→ **Your objective**: Quote the listing below in its entirety.

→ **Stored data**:
------------------------------------------------------------
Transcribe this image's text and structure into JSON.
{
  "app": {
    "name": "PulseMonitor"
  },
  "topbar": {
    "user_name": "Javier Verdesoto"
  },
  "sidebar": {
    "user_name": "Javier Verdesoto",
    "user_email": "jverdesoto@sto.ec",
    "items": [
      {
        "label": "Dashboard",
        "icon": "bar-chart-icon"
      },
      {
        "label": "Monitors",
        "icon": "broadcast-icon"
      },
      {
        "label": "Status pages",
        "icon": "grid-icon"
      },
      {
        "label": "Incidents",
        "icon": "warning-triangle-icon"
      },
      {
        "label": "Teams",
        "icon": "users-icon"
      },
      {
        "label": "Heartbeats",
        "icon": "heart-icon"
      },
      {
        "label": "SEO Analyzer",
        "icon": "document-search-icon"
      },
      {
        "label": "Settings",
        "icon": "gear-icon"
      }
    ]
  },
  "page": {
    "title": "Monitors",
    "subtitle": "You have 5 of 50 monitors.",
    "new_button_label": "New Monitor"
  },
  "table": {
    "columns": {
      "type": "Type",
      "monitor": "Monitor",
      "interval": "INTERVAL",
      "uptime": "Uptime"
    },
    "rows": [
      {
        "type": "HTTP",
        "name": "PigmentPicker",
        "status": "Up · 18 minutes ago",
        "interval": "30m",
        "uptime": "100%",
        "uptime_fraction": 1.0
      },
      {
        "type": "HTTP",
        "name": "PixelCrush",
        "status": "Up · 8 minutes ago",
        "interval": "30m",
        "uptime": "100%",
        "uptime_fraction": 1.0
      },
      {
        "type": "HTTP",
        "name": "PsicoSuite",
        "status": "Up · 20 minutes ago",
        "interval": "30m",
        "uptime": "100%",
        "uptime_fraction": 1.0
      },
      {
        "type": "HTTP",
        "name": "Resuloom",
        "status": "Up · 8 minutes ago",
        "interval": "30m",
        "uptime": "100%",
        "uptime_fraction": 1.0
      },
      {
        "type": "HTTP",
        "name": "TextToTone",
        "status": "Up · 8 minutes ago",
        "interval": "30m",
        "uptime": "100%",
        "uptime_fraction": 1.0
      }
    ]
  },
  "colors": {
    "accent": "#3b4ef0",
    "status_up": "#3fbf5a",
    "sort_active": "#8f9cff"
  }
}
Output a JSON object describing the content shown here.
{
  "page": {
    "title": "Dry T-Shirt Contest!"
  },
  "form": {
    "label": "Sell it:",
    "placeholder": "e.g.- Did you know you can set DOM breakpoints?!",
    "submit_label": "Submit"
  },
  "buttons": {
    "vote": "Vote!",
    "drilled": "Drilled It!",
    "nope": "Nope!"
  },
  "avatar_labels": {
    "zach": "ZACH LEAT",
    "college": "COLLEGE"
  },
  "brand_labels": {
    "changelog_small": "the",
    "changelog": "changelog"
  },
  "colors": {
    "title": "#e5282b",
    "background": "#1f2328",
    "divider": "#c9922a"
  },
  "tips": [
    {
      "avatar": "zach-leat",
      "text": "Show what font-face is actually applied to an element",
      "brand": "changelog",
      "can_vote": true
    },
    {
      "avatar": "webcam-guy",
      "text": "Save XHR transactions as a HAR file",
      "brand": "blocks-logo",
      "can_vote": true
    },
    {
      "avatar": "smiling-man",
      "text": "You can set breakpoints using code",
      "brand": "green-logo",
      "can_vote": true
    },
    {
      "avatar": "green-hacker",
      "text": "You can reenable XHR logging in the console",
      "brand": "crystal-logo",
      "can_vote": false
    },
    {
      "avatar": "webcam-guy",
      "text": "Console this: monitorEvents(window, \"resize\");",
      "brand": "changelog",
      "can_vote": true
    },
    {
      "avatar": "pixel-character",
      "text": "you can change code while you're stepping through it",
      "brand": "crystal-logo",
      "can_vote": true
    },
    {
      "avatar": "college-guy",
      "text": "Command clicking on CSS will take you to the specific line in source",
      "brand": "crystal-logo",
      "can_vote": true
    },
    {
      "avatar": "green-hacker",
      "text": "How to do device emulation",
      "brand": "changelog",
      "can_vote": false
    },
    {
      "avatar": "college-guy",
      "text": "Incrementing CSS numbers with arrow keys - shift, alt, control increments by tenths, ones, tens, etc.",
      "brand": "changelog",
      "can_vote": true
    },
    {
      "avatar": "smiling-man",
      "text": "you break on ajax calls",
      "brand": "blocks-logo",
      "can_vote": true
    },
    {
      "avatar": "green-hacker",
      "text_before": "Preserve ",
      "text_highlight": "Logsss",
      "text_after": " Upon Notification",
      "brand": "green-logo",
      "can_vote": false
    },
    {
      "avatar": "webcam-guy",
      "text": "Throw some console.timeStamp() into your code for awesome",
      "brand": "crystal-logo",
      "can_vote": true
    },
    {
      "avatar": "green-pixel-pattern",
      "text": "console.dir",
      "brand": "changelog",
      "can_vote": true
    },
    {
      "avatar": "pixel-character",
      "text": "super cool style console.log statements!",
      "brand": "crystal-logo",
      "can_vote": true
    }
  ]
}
------------------------------------------------------------
→ **Answer to this problem**:
Transcribe this image's text and structure into JSON.
{
  "app": {
    "name": "PulseMonitor"
  },
  "topbar": {
    "user_name": "Javier Verdesoto"
  },
  "sidebar": {
    "user_name": "Javier Verdesoto",
    "user_email": "jverdesoto@sto.ec",
    "items": [
      {
        "label": "Dashboard",
        "icon": "bar-chart-icon"
      },
      {
        "label": "Monitors",
        "icon": "broadcast-icon"
      },
      {
        "label": "Status pages",
        "icon": "grid-icon"
      },
      {
        "label": "Incidents",
        "icon": "warning-triangle-icon"
      },
      {
        "label": "Teams",
        "icon": "users-icon"
      },
      {
        "label": "Heartbeats",
        "icon": "heart-icon"
      },
      {
        "label": "SEO Analyzer",
        "icon": "document-search-icon"
      },
      {
        "label": "Settings",
        "icon": "gear-icon"
      }
    ]
  },
  "page": {
    "title": "Monitors",
    "subtitle": "You have 5 of 50 monitors.",
    "new_button_label": "New Monitor"
  },
  "table": {
    "columns": {
      "type": "Type",
      "monitor": "Monitor",
      "interval": "INTERVAL",
      "uptime": "Uptime"
    },
    "rows": [
      {
        "type": "HTTP",
        "name": "PigmentPicker",
        "status": "Up · 18 minutes ago",
        "interval": "30m",
        "uptime": "100%",
        "uptime_fraction": 1.0
      },
      {
        "type": "HTTP",
        "name": "PixelCrush",
        "status": "Up · 8 minutes ago",
        "interval": "30m",
        "uptime": "100%",
        "uptime_fraction": 1.0
      },
      {
        "type": "HTTP",
        "name": "PsicoSuite",
        "status": "Up · 20 minutes ago",
        "interval": "30m",
        "uptime": "100%",
        "uptime_fraction": 1.0
      },
      {
        "type": "HTTP",
        "name": "Resuloom",
        "status": "Up · 8 minutes ago",
        "interval": "30m",
        "uptime": "100%",
        "uptime_fraction": 1.0
      },
      {
        "type": "HTTP",
        "name": "TextToTone",
        "status": "Up · 8 minutes ago",
        "interval": "30m",
        "uptime": "100%",
        "uptime_fraction": 1.0
      }
    ]
  },
  "colors": {
    "accent": "#3b4ef0",
    "status_up": "#3fbf5a",
    "sort_active": "#8f9cff"
  }
}
Output a JSON object describing the content shown here.
{
  "page": {
    "title": "Dry T-Shirt Contest!"
  },
  "form": {
    "label": "Sell it:",
    "placeholder": "e.g.- Did you know you can set DOM breakpoints?!",
    "submit_label": "Submit"
  },
  "buttons": {
    "vote": "Vote!",
    "drilled": "Drilled It!",
    "nope": "Nope!"
  },
  "avatar_labels": {
    "zach": "ZACH LEAT",
    "college": "COLLEGE"
  },
  "brand_labels": {
    "changelog_small": "the",
    "changelog": "changelog"
  },
  "colors": {
    "title": "#e5282b",
    "background": "#1f2328",
    "divider": "#c9922a"
  },
  "tips": [
    {
      "avatar": "zach-leat",
      "text": "Show what font-face is actually applied to an element",
      "brand": "changelog",
      "can_vote": true
    },
    {
      "avatar": "webcam-guy",
      "text": "Save XHR transactions as a HAR file",
      "brand": "blocks-logo",
      "can_vote": true
    },
    {
      "avatar": "smiling-man",
      "text": "You can set breakpoints using code",
      "brand": "green-logo",
      "can_vote": true
    },
    {
      "avatar": "green-hacker",
      "text": "You can reenable XHR logging in the console",
      "brand": "crystal-logo",
      "can_vote": false
    },
    {
      "avatar": "webcam-guy",
      "text": "Console this: monitorEvents(window, \"resize\");",
      "brand": "changelog",
      "can_vote": true
    },
    {
      "avatar": "pixel-character",
      "text": "you can change code while you're stepping through it",
      "brand": "crystal-logo",
      "can_vote": true
    },
    {
      "avatar": "college-guy",
      "text": "Command clicking on CSS will take you to the specific line in source",
      "brand": "crystal-logo",
      "can_vote": true
    },
    {
      "avatar": "green-hacker",
      "text": "How to do device emulation",
      "brand": "changelog",
      "can_vote": false
    },
    {
      "avatar": "college-guy",
      "text": "Incrementing CSS numbers with arrow keys - shift, alt, control increments by tenths, ones, tens, etc.",
      "brand": "changelog",
      "can_vote": true
    },
    {
      "avatar": "smiling-man",
      "text": "you break on ajax calls",
      "brand": "blocks-logo",
      "can_vote": true
    },
    {
      "avatar": "green-hacker",
      "text_before": "Preserve ",
      "text_highlight": "Logsss",
      "text_after": " Upon Notification",
      "brand": "green-logo",
      "can_vote": false
    },
    {
      "avatar": "webcam-guy",
      "text": "Throw some console.timeStamp() into your code for awesome",
      "brand": "crystal-logo",
      "can_vote": true
    },
    {
      "avatar": "green-pixel-pattern",
      "text": "console.dir",
      "brand": "changelog",
      "can_vote": true
    },
    {
      "avatar": "pixel-character",
      "text": "super cool style console.log statements!",
      "brand": "crystal-logo",
      "can_vote": true
    }
  ]
}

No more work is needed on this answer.